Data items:
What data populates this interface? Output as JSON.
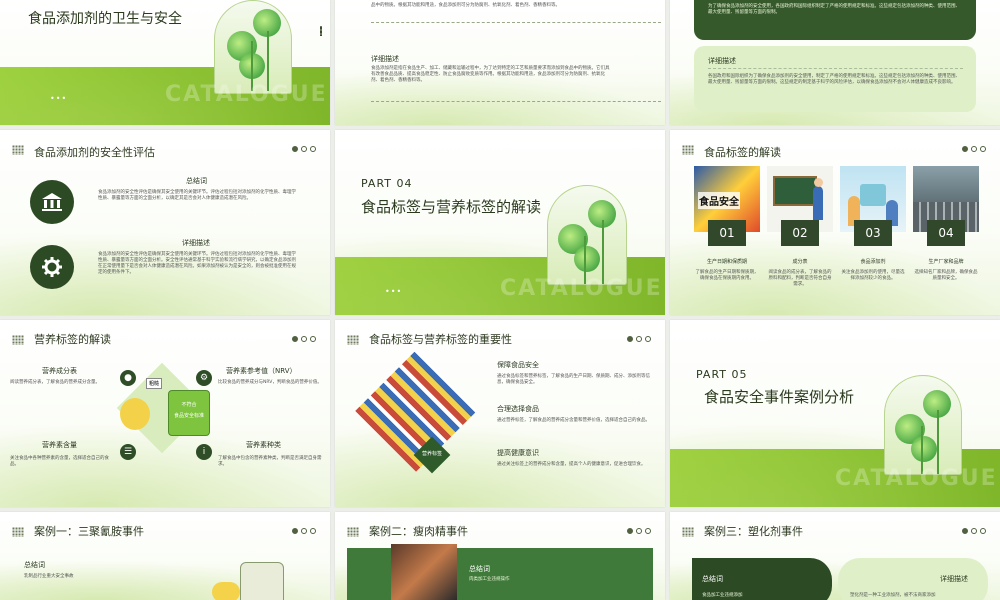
{
  "slide1": {
    "title": "食品添加剂的卫生与安全",
    "more": "•••",
    "watermark": "CATALOGUE"
  },
  "slide2": {
    "top_text": "品中的物质。根据其功能和用途，食品添加剂可分为防腐剂、抗氧化剂、着色剂、香精香料等。",
    "heading": "详细描述",
    "body": "食品添加剂是指在食品生产、加工、储藏和运输过程中，为了达到特定的工艺和质量要求而添加到食品中的物质。它们具有改善食品品质、提高食品稳定性、防止食品腐败变质等作用。根据其功能和用途，食品添加剂可分为防腐剂、抗氧化剂、着色剂、香精香料等。"
  },
  "slide3": {
    "top_text": "为了确保食品添加剂的安全使用，各国政府和国际组织制定了严格的使用规定和标准。这些规定包括添加剂的种类、使用范围、最大使用量、残留量等方面的限制。",
    "heading": "详细描述",
    "body": "各国政府和国际组织为了确保食品添加剂的安全使用，制定了严格的使用规定和标准。这些规定包括添加剂的种类、使用范围、最大使用量、残留量等方面的限制。这些规定的制定基于科学的风险评估，以确保食品添加剂不会对人体健康造成不良影响。"
  },
  "slide4": {
    "title": "食品添加剂的安全性评估",
    "h1": "总结词",
    "p1": "食品添加剂的安全性评估是确保其安全使用的关键环节。评估过程包括对添加剂的化学性质、毒理学性质、暴露量等方面的全面分析，以确定其是否会对人体健康造成潜在风险。",
    "h2": "详细描述",
    "p2": "食品添加剂的安全性评估是确保其安全使用的关键环节。评估过程包括对添加剂的化学性质、毒理学性质、暴露量等方面的全面分析。安全性评估通常基于科学实验和流行病学研究，以确定食品添加剂在正常使用量下是否会对人体健康造成潜在风险。如果添加剂被认为是安全的，则会被批准使用在规定的使用条件下。"
  },
  "slide5": {
    "part": "PART  04",
    "title": "食品标签与营养标签的解读",
    "more": "•••",
    "watermark": "CATALOGUE"
  },
  "slide6": {
    "title": "食品标签的解读",
    "items": [
      {
        "num": "01",
        "label": "生产日期和保质期",
        "desc": "了解食品的生产日期和保质期，确保食品在保质期内食用。"
      },
      {
        "num": "02",
        "label": "成分表",
        "desc": "阅读食品的成分表，了解食品的原料和配料，判断是否符合自身需求。"
      },
      {
        "num": "03",
        "label": "食品添加剂",
        "desc": "关注食品添加剂的使用，尽量选择添加剂较少的食品。"
      },
      {
        "num": "04",
        "label": "生产厂家和品牌",
        "desc": "选择知名厂家和品牌，确保食品质量和安全。"
      }
    ],
    "photo_text": "食品安全"
  },
  "slide7": {
    "title": "营养标签的解读",
    "items": [
      {
        "label": "营养成分表",
        "desc": "阅读营养成分表，了解食品的营养成分含量。"
      },
      {
        "label": "营养素参考值（NRV）",
        "desc": "比较食品的营养成分与NRV，判断食品的营养价值。"
      },
      {
        "label": "营养素含量",
        "desc": "关注食品中各种营养素的含量，选择适合自己的食品。"
      },
      {
        "label": "营养素种类",
        "desc": "了解食品中包含的营养素种类，判断是否满足自身需求。"
      }
    ],
    "sign1": "不符合",
    "sign2": "食品安全标准",
    "board": "粗糙"
  },
  "slide8": {
    "title": "食品标签与营养标签的重要性",
    "badge": "营养标签",
    "items": [
      {
        "label": "保障食品安全",
        "desc": "通过食品标签和营养标签，了解食品的生产日期、保质期、成分、添加剂等信息，确保食品安全。"
      },
      {
        "label": "合理选择食品",
        "desc": "通过营养标签，了解食品的营养成分含量和营养价值，选择适合自己的食品。"
      },
      {
        "label": "提高健康意识",
        "desc": "通过关注标签上的营养成分和含量，提高个人的健康意识，促进合理饮食。"
      }
    ]
  },
  "slide9": {
    "part": "PART  05",
    "title": "食品安全事件案例分析",
    "watermark": "CATALOGUE"
  },
  "slide10": {
    "title": "案例一：三聚氰胺事件",
    "h1": "总结词",
    "p1": "乳制品行业重大安全事故"
  },
  "slide11": {
    "title": "案例二：瘦肉精事件",
    "h1": "总结词",
    "p1": "肉类加工业违规操作"
  },
  "slide12": {
    "title": "案例三：塑化剂事件",
    "h1": "总结词",
    "h2": "详细描述",
    "p1": "食品加工业违规添加",
    "p2": "塑化剂是一种工业添加剂，被不法商家添加"
  },
  "colors": {
    "accent_green": "#8cc63f",
    "dark_green": "#2c4a24"
  }
}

| TASK STATEMENT |
Pick out and copy the lines of the material that include the word "使用范围".

| RESULT FOR THIS TASK |
    "top_text": "为了确保食品添加剂的安全使用，各国政府和国际组织制定了严格的使用规定和标准。这些规定包括添加剂的种类、使用范围、最大使用量、残留量等方面的限制。",
    "body": "各国政府和国际组织为了确保食品添加剂的安全使用，制定了严格的使用规定和标准。这些规定包括添加剂的种类、使用范围、最大使用量、残留量等方面的限制。这些规定的制定基于科学的风险评估，以确保食品添加剂不会对人体健康造成不良影响。"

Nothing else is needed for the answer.